→ WORK INSTRUCTIONS
Copy out the entries below precisely; nothing is to be omitted.

→ DATA SHOWN
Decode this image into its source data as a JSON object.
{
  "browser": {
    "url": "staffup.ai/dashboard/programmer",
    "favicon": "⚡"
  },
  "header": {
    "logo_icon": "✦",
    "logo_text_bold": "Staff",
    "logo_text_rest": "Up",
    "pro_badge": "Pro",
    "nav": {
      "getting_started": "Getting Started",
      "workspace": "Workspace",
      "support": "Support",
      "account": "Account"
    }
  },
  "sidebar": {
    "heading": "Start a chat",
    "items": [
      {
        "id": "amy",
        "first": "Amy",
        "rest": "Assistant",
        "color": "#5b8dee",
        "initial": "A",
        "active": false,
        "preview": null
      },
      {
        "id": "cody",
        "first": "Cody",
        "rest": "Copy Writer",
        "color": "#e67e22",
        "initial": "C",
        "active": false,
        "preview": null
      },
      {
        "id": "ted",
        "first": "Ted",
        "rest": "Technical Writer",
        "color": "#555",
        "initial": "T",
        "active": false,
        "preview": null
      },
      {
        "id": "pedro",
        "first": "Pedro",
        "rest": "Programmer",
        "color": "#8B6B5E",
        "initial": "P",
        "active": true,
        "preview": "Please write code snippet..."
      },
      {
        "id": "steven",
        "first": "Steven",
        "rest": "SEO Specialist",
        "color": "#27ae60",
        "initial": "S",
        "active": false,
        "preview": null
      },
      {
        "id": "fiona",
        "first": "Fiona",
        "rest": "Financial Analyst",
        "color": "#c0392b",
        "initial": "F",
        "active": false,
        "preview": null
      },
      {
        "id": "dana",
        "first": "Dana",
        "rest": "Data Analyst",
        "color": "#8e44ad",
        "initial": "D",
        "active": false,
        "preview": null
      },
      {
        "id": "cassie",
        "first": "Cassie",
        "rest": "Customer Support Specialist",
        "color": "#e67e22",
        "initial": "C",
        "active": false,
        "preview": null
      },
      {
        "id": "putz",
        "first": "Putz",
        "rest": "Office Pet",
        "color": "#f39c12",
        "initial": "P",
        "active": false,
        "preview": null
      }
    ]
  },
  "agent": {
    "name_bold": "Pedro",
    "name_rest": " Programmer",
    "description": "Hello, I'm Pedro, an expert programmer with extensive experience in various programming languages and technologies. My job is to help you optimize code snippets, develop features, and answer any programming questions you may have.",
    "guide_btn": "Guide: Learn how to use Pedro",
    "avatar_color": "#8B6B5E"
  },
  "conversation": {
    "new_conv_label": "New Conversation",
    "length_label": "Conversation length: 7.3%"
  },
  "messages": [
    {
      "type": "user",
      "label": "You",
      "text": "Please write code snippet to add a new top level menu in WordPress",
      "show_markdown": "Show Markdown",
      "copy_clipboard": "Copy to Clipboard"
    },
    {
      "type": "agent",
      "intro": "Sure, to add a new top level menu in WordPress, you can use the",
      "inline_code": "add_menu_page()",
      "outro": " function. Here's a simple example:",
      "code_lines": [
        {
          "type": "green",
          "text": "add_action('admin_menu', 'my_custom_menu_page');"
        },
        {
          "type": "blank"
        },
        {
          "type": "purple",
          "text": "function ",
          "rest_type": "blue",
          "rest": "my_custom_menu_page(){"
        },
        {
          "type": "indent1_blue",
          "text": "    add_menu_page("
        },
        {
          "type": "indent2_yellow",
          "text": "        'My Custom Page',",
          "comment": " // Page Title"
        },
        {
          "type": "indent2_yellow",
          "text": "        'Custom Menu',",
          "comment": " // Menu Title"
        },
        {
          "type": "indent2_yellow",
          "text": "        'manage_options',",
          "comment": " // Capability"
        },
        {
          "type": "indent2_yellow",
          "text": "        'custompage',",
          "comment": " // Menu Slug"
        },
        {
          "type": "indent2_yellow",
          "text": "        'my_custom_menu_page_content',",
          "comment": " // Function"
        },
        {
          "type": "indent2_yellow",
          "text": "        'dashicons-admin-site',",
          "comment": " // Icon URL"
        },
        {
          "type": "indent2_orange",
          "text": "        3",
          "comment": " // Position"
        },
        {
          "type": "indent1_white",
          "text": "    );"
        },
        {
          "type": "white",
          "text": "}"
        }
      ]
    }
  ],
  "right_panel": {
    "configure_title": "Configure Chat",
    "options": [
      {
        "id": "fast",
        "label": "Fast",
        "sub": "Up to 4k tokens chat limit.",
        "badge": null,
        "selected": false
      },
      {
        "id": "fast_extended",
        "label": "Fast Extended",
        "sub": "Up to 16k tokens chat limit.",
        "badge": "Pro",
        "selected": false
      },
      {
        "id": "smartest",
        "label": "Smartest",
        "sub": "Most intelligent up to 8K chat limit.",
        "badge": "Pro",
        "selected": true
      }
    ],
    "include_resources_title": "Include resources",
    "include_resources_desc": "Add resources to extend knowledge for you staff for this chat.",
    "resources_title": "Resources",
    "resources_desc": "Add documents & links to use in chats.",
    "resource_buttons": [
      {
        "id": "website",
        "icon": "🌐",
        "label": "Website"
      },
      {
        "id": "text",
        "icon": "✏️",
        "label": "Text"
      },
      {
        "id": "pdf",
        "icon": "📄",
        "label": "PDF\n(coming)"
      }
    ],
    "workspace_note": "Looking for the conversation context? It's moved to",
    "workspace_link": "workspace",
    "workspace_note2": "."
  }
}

→ EXERCISE SOLUTION
Decode this image into its source data as a JSON object.
{
  "browser": {
    "url": "staffup.ai/dashboard/programmer",
    "favicon": "⚡"
  },
  "header": {
    "logo_icon": "✦",
    "logo_text_bold": "Staff",
    "logo_text_rest": "Up",
    "pro_badge": "Pro",
    "nav": {
      "getting_started": "Getting Started",
      "workspace": "Workspace",
      "support": "Support",
      "account": "Account"
    }
  },
  "sidebar": {
    "heading": "Start a chat",
    "items": [
      {
        "id": "amy",
        "first": "Amy",
        "rest": "Assistant",
        "color": "#5b8dee",
        "initial": "A",
        "active": false,
        "preview": null
      },
      {
        "id": "cody",
        "first": "Cody",
        "rest": "Copy Writer",
        "color": "#e67e22",
        "initial": "C",
        "active": false,
        "preview": null
      },
      {
        "id": "ted",
        "first": "Ted",
        "rest": "Technical Writer",
        "color": "#555",
        "initial": "T",
        "active": false,
        "preview": null
      },
      {
        "id": "pedro",
        "first": "Pedro",
        "rest": "Programmer",
        "color": "#8B6B5E",
        "initial": "P",
        "active": true,
        "preview": "Please write code snippet..."
      },
      {
        "id": "steven",
        "first": "Steven",
        "rest": "SEO Specialist",
        "color": "#27ae60",
        "initial": "S",
        "active": false,
        "preview": null
      },
      {
        "id": "fiona",
        "first": "Fiona",
        "rest": "Financial Analyst",
        "color": "#c0392b",
        "initial": "F",
        "active": false,
        "preview": null
      },
      {
        "id": "dana",
        "first": "Dana",
        "rest": "Data Analyst",
        "color": "#8e44ad",
        "initial": "D",
        "active": false,
        "preview": null
      },
      {
        "id": "cassie",
        "first": "Cassie",
        "rest": "Customer Support Specialist",
        "color": "#e67e22",
        "initial": "C",
        "active": false,
        "preview": null
      },
      {
        "id": "putz",
        "first": "Putz",
        "rest": "Office Pet",
        "color": "#f39c12",
        "initial": "P",
        "active": false,
        "preview": null
      }
    ]
  },
  "agent": {
    "name_bold": "Pedro",
    "name_rest": " Programmer",
    "description": "Hello, I'm Pedro, an expert programmer with extensive experience in various programming languages and technologies. My job is to help you optimize code snippets, develop features, and answer any programming questions you may have.",
    "guide_btn": "Guide: Learn how to use Pedro",
    "avatar_color": "#8B6B5E"
  },
  "conversation": {
    "new_conv_label": "New Conversation",
    "length_label": "Conversation length: 7.3%"
  },
  "messages": [
    {
      "type": "user",
      "label": "You",
      "text": "Please write code snippet to add a new top level menu in WordPress",
      "show_markdown": "Show Markdown",
      "copy_clipboard": "Copy to Clipboard"
    },
    {
      "type": "agent",
      "intro": "Sure, to add a new top level menu in WordPress, you can use the",
      "inline_code": "add_menu_page()",
      "outro": " function. Here's a simple example:",
      "code_lines": [
        {
          "type": "green",
          "text": "add_action('admin_menu', 'my_custom_menu_page');"
        },
        {
          "type": "blank"
        },
        {
          "type": "purple",
          "text": "function ",
          "rest_type": "blue",
          "rest": "my_custom_menu_page(){"
        },
        {
          "type": "indent1_blue",
          "text": "    add_menu_page("
        },
        {
          "type": "indent2_yellow",
          "text": "        'My Custom Page',",
          "comment": " // Page Title"
        },
        {
          "type": "indent2_yellow",
          "text": "        'Custom Menu',",
          "comment": " // Menu Title"
        },
        {
          "type": "indent2_yellow",
          "text": "        'manage_options',",
          "comment": " // Capability"
        },
        {
          "type": "indent2_yellow",
          "text": "        'custompage',",
          "comment": " // Menu Slug"
        },
        {
          "type": "indent2_yellow",
          "text": "        'my_custom_menu_page_content',",
          "comment": " // Function"
        },
        {
          "type": "indent2_yellow",
          "text": "        'dashicons-admin-site',",
          "comment": " // Icon URL"
        },
        {
          "type": "indent2_orange",
          "text": "        3",
          "comment": " // Position"
        },
        {
          "type": "indent1_white",
          "text": "    );"
        },
        {
          "type": "white",
          "text": "}"
        }
      ]
    }
  ],
  "right_panel": {
    "configure_title": "Configure Chat",
    "options": [
      {
        "id": "fast",
        "label": "Fast",
        "sub": "Up to 4k tokens chat limit.",
        "badge": null,
        "selected": false
      },
      {
        "id": "fast_extended",
        "label": "Fast Extended",
        "sub": "Up to 16k tokens chat limit.",
        "badge": "Pro",
        "selected": false
      },
      {
        "id": "smartest",
        "label": "Smartest",
        "sub": "Most intelligent up to 8K chat limit.",
        "badge": "Pro",
        "selected": true
      }
    ],
    "include_resources_title": "Include resources",
    "include_resources_desc": "Add resources to extend knowledge for you staff for this chat.",
    "resources_title": "Resources",
    "resources_desc": "Add documents & links to use in chats.",
    "resource_buttons": [
      {
        "id": "website",
        "icon": "🌐",
        "label": "Website"
      },
      {
        "id": "text",
        "icon": "✏️",
        "label": "Text"
      },
      {
        "id": "pdf",
        "icon": "📄",
        "label": "PDF\n(coming)"
      }
    ],
    "workspace_note": "Looking for the conversation context? It's moved to",
    "workspace_link": "workspace",
    "workspace_note2": "."
  }
}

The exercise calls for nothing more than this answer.